◆ **Exercise**:
Rewrite the material below, changing each "UI elements" to "interface items" and leaving everything else as it is.

◆ **Records for processing**:
-.-.-

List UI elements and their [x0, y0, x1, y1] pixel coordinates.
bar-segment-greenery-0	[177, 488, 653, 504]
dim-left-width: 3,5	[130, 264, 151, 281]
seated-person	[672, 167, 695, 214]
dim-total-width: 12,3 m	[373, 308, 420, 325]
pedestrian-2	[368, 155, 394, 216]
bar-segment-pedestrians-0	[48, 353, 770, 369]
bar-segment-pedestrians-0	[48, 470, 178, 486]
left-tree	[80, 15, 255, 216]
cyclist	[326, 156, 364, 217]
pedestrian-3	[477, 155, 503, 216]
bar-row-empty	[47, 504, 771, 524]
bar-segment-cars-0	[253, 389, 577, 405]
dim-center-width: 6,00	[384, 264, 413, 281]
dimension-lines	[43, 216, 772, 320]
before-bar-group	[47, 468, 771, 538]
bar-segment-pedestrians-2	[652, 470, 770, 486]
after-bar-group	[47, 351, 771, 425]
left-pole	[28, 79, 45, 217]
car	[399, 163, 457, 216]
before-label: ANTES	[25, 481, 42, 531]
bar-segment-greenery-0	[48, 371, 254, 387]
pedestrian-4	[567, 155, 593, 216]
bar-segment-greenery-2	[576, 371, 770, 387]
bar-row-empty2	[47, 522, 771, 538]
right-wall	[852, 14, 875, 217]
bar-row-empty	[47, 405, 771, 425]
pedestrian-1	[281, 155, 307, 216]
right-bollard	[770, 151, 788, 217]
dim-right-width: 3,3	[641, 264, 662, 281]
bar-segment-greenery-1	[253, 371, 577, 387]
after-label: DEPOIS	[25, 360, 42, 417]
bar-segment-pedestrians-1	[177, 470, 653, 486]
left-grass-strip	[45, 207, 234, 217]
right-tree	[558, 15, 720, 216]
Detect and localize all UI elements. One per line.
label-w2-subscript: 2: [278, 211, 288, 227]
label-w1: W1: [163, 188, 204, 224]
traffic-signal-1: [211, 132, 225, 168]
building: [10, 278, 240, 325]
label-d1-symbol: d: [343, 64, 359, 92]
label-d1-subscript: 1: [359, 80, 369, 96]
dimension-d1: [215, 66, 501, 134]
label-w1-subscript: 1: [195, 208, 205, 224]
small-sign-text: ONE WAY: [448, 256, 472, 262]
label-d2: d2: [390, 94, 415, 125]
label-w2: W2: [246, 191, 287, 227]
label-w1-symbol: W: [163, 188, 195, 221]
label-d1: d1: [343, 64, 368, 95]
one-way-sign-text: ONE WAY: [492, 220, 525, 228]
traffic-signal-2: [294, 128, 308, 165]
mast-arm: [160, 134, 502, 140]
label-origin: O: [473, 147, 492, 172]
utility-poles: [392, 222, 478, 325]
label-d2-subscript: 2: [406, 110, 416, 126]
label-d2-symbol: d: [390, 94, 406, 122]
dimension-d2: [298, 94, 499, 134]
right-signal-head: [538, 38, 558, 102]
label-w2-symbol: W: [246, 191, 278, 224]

-.-.-

◆ **Output**:
List interface items and their [x0, y0, x1, y1] pixel coordinates.
bar-segment-greenery-0	[177, 488, 653, 504]
dim-left-width: 3,5	[130, 264, 151, 281]
seated-person	[672, 167, 695, 214]
dim-total-width: 12,3 m	[373, 308, 420, 325]
pedestrian-2	[368, 155, 394, 216]
bar-segment-pedestrians-0	[48, 353, 770, 369]
bar-segment-pedestrians-0	[48, 470, 178, 486]
left-tree	[80, 15, 255, 216]
cyclist	[326, 156, 364, 217]
pedestrian-3	[477, 155, 503, 216]
bar-row-empty	[47, 504, 771, 524]
bar-segment-cars-0	[253, 389, 577, 405]
dim-center-width: 6,00	[384, 264, 413, 281]
dimension-lines	[43, 216, 772, 320]
before-bar-group	[47, 468, 771, 538]
bar-segment-pedestrians-2	[652, 470, 770, 486]
after-bar-group	[47, 351, 771, 425]
left-pole	[28, 79, 45, 217]
car	[399, 163, 457, 216]
before-label: ANTES	[25, 481, 42, 531]
bar-segment-greenery-0	[48, 371, 254, 387]
pedestrian-4	[567, 155, 593, 216]
bar-segment-greenery-2	[576, 371, 770, 387]
bar-row-empty2	[47, 522, 771, 538]
right-wall	[852, 14, 875, 217]
bar-row-empty	[47, 405, 771, 425]
pedestrian-1	[281, 155, 307, 216]
right-bollard	[770, 151, 788, 217]
dim-right-width: 3,3	[641, 264, 662, 281]
bar-segment-greenery-1	[253, 371, 577, 387]
after-label: DEPOIS	[25, 360, 42, 417]
bar-segment-pedestrians-1	[177, 470, 653, 486]
left-grass-strip	[45, 207, 234, 217]
right-tree	[558, 15, 720, 216]
Detect and localize all interface items. One per line.
label-w2-subscript: 2: [278, 211, 288, 227]
label-w1: W1: [163, 188, 204, 224]
traffic-signal-1: [211, 132, 225, 168]
building: [10, 278, 240, 325]
label-d1-symbol: d: [343, 64, 359, 92]
label-d1-subscript: 1: [359, 80, 369, 96]
dimension-d1: [215, 66, 501, 134]
label-w1-subscript: 1: [195, 208, 205, 224]
small-sign-text: ONE WAY: [448, 256, 472, 262]
label-d2: d2: [390, 94, 415, 125]
label-w2: W2: [246, 191, 287, 227]
label-w1-symbol: W: [163, 188, 195, 221]
label-d1: d1: [343, 64, 368, 95]
one-way-sign-text: ONE WAY: [492, 220, 525, 228]
traffic-signal-2: [294, 128, 308, 165]
mast-arm: [160, 134, 502, 140]
label-origin: O: [473, 147, 492, 172]
utility-poles: [392, 222, 478, 325]
label-d2-subscript: 2: [406, 110, 416, 126]
label-d2-symbol: d: [390, 94, 406, 122]
dimension-d2: [298, 94, 499, 134]
right-signal-head: [538, 38, 558, 102]
label-w2-symbol: W: [246, 191, 278, 224]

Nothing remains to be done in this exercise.